== What this task involves ==
Copy every entry exactly.

== Exercise data ==
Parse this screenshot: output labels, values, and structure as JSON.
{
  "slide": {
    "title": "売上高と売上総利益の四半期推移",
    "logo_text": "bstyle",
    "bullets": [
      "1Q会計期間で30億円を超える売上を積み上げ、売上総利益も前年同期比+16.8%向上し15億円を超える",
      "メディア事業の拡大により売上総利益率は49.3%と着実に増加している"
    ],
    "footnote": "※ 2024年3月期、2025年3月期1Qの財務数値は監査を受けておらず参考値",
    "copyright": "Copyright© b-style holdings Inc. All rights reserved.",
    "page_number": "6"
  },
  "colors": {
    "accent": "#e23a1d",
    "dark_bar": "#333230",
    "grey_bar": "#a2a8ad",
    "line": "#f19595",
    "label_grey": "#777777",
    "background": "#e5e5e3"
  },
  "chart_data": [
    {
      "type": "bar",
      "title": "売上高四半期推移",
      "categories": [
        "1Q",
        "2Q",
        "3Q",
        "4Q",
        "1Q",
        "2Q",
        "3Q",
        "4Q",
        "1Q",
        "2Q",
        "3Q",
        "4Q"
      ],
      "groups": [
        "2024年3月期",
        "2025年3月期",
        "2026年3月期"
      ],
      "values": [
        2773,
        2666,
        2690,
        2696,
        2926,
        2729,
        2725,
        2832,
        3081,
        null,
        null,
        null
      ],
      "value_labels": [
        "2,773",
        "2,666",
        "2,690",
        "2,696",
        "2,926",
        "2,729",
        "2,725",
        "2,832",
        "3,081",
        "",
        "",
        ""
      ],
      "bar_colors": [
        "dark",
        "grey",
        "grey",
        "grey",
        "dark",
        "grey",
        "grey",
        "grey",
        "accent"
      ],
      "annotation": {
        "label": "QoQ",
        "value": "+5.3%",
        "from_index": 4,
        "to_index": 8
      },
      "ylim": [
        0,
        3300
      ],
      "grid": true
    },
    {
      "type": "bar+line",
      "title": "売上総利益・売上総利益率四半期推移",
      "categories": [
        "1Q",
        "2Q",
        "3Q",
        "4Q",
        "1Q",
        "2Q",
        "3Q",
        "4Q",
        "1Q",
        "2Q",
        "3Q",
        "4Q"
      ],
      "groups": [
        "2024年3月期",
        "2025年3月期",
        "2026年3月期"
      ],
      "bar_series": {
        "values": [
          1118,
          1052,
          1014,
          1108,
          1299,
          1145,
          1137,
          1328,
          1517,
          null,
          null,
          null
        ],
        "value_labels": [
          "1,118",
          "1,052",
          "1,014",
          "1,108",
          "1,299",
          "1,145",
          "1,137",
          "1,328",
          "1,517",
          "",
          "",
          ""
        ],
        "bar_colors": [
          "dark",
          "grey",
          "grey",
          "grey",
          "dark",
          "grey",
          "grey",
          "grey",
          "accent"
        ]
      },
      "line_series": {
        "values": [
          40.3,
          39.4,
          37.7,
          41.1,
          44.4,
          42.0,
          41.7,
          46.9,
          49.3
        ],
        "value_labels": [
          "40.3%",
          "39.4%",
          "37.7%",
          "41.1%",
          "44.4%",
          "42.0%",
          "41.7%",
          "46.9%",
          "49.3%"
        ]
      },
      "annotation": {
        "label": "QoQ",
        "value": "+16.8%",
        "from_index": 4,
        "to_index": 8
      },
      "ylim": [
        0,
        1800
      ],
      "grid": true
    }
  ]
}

== Exercise output ==
Parse this screenshot: output labels, values, and structure as JSON.
{
  "slide": {
    "title": "売上高と売上総利益の四半期推移",
    "logo_text": "bstyle",
    "bullets": [
      "1Q会計期間で30億円を超える売上を積み上げ、売上総利益も前年同期比+16.8%向上し15億円を超える",
      "メディア事業の拡大により売上総利益率は49.3%と着実に増加している"
    ],
    "footnote": "※ 2024年3月期、2025年3月期1Qの財務数値は監査を受けておらず参考値",
    "copyright": "Copyright© b-style holdings Inc. All rights reserved.",
    "page_number": "6"
  },
  "colors": {
    "accent": "#e23a1d",
    "dark_bar": "#333230",
    "grey_bar": "#a2a8ad",
    "line": "#f19595",
    "label_grey": "#777777",
    "background": "#e5e5e3"
  },
  "chart_data": [
    {
      "type": "bar",
      "title": "売上高四半期推移",
      "categories": [
        "1Q",
        "2Q",
        "3Q",
        "4Q",
        "1Q",
        "2Q",
        "3Q",
        "4Q",
        "1Q",
        "2Q",
        "3Q",
        "4Q"
      ],
      "groups": [
        "2024年3月期",
        "2025年3月期",
        "2026年3月期"
      ],
      "values": [
        2773,
        2666,
        2690,
        2696,
        2926,
        2729,
        2725,
        2832,
        3081,
        null,
        null,
        null
      ],
      "value_labels": [
        "2,773",
        "2,666",
        "2,690",
        "2,696",
        "2,926",
        "2,729",
        "2,725",
        "2,832",
        "3,081",
        "",
        "",
        ""
      ],
      "bar_colors": [
        "dark",
        "grey",
        "grey",
        "grey",
        "dark",
        "grey",
        "grey",
        "grey",
        "accent"
      ],
      "annotation": {
        "label": "QoQ",
        "value": "+5.3%",
        "from_index": 4,
        "to_index": 8
      },
      "ylim": [
        0,
        3300
      ],
      "grid": true
    },
    {
      "type": "bar+line",
      "title": "売上総利益・売上総利益率四半期推移",
      "categories": [
        "1Q",
        "2Q",
        "3Q",
        "4Q",
        "1Q",
        "2Q",
        "3Q",
        "4Q",
        "1Q",
        "2Q",
        "3Q",
        "4Q"
      ],
      "groups": [
        "2024年3月期",
        "2025年3月期",
        "2026年3月期"
      ],
      "bar_series": {
        "values": [
          1118,
          1052,
          1014,
          1108,
          1299,
          1145,
          1137,
          1328,
          1517,
          null,
          null,
          null
        ],
        "value_labels": [
          "1,118",
          "1,052",
          "1,014",
          "1,108",
          "1,299",
          "1,145",
          "1,137",
          "1,328",
          "1,517",
          "",
          "",
          ""
        ],
        "bar_colors": [
          "dark",
          "grey",
          "grey",
          "grey",
          "dark",
          "grey",
          "grey",
          "grey",
          "accent"
        ]
      },
      "line_series": {
        "values": [
          40.3,
          39.4,
          37.7,
          41.1,
          44.4,
          42.0,
          41.7,
          46.9,
          49.3
        ],
        "value_labels": [
          "40.3%",
          "39.4%",
          "37.7%",
          "41.1%",
          "44.4%",
          "42.0%",
          "41.7%",
          "46.9%",
          "49.3%"
        ]
      },
      "annotation": {
        "label": "QoQ",
        "value": "+16.8%",
        "from_index": 4,
        "to_index": 8
      },
      "ylim": [
        0,
        1800
      ],
      "grid": true
    }
  ]
}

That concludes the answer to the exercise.